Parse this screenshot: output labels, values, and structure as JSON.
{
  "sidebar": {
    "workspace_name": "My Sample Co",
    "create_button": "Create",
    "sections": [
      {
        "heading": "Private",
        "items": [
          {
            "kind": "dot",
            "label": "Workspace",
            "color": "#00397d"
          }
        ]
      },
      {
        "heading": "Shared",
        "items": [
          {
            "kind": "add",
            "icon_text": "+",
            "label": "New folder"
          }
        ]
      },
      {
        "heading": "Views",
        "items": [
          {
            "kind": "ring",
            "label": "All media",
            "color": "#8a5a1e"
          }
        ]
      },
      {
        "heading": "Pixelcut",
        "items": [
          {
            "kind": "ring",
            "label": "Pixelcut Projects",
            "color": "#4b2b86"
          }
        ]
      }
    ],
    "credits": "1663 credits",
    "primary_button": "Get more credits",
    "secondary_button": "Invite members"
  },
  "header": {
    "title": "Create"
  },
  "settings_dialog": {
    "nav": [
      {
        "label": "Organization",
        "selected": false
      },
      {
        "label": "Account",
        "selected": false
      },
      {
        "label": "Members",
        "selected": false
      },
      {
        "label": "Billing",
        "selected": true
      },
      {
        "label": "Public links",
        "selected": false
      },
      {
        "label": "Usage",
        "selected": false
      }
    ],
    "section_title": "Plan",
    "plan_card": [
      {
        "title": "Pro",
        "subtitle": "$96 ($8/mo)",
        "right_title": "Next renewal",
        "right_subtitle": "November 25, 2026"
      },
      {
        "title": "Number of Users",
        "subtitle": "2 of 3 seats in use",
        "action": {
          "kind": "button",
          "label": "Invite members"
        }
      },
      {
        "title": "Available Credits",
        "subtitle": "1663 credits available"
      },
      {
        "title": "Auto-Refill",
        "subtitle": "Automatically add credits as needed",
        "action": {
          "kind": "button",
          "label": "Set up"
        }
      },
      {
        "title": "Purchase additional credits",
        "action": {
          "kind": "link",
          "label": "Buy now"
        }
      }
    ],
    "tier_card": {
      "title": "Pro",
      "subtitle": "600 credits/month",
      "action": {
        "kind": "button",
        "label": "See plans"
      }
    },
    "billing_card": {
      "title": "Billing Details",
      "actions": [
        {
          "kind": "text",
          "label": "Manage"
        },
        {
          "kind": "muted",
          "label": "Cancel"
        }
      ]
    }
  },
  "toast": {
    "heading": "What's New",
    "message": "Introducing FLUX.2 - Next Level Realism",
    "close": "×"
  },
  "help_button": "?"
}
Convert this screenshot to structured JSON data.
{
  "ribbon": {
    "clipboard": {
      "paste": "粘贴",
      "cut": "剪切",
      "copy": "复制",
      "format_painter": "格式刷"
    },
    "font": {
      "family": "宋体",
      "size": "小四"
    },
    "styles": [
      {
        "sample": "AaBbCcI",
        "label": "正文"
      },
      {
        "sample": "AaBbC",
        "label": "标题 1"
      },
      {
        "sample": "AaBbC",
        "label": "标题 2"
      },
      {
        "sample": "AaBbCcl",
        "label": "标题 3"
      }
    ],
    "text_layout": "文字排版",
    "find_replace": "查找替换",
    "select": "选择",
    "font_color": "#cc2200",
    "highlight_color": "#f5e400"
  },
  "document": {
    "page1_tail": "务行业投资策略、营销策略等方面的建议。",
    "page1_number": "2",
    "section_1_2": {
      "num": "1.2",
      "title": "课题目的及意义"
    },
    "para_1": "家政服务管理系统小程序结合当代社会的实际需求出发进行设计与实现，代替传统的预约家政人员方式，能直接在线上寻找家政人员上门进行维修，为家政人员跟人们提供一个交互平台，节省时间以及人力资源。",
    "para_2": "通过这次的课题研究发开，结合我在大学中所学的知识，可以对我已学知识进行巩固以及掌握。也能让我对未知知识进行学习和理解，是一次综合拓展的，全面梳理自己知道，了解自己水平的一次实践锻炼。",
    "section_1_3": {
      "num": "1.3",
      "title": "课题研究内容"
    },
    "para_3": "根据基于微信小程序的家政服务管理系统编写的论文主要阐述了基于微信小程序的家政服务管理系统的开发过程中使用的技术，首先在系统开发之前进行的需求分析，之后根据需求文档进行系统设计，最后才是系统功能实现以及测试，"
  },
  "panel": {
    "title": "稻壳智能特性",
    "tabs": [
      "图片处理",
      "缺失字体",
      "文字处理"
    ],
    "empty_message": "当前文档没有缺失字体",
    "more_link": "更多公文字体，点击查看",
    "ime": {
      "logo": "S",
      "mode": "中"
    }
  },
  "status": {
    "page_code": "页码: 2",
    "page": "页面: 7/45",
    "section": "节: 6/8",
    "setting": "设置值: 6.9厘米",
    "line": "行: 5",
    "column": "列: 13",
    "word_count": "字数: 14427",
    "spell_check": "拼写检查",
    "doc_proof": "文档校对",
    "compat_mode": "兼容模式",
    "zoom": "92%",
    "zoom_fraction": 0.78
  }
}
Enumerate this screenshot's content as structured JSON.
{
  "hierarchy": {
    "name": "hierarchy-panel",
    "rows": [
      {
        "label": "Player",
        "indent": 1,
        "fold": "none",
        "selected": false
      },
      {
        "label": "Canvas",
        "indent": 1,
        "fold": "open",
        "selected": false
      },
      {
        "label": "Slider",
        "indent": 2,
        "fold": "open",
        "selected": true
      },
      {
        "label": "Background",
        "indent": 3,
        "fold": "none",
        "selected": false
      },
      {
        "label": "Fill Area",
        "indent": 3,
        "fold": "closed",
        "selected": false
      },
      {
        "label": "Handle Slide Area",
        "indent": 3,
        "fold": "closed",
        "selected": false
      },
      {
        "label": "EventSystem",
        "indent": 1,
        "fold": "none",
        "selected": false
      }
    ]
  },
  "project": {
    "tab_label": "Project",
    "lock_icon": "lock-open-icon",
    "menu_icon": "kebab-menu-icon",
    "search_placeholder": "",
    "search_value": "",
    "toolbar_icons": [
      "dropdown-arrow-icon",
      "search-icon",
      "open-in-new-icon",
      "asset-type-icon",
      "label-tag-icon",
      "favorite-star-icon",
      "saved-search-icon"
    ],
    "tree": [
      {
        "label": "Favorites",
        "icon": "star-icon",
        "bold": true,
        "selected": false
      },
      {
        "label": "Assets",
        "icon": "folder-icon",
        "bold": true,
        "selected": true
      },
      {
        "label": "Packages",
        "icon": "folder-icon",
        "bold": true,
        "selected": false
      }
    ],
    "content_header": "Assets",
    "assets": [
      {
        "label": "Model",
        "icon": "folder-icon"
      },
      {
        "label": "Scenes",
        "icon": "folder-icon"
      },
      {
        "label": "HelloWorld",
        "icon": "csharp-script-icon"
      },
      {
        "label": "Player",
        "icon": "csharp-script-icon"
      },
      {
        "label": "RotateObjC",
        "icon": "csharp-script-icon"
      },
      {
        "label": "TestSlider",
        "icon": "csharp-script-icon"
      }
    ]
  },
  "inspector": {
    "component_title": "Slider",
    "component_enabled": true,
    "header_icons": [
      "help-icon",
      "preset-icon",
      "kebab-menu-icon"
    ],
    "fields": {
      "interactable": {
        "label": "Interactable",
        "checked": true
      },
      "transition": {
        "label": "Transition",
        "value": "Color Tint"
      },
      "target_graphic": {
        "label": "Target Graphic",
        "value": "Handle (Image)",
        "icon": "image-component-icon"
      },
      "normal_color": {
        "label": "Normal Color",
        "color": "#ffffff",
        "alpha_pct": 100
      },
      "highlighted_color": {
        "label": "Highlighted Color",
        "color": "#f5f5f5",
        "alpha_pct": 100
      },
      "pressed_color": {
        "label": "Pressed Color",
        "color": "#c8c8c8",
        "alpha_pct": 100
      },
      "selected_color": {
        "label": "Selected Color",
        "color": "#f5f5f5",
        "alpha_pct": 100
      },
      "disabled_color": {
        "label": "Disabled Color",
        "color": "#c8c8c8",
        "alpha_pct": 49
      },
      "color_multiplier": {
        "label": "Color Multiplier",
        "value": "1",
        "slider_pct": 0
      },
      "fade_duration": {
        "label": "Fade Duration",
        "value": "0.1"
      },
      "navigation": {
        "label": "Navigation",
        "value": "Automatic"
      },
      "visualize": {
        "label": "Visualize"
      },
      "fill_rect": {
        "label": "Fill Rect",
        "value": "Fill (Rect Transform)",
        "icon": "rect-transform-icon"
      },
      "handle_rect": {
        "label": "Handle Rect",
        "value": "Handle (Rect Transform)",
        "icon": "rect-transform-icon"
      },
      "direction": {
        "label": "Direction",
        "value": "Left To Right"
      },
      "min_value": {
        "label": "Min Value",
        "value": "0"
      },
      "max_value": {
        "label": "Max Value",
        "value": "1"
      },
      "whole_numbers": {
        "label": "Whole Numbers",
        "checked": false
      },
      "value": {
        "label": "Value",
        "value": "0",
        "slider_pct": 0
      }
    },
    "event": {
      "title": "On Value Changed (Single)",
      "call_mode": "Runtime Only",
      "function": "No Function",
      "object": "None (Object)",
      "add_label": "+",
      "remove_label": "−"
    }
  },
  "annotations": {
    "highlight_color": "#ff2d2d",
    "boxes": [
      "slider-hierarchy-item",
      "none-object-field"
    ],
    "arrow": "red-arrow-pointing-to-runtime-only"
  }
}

━━━━

## Exercise brief
From the listing, copy every line where the string "object" appears.

## Reply
      "object": "None (Object)",
      "none-object-field"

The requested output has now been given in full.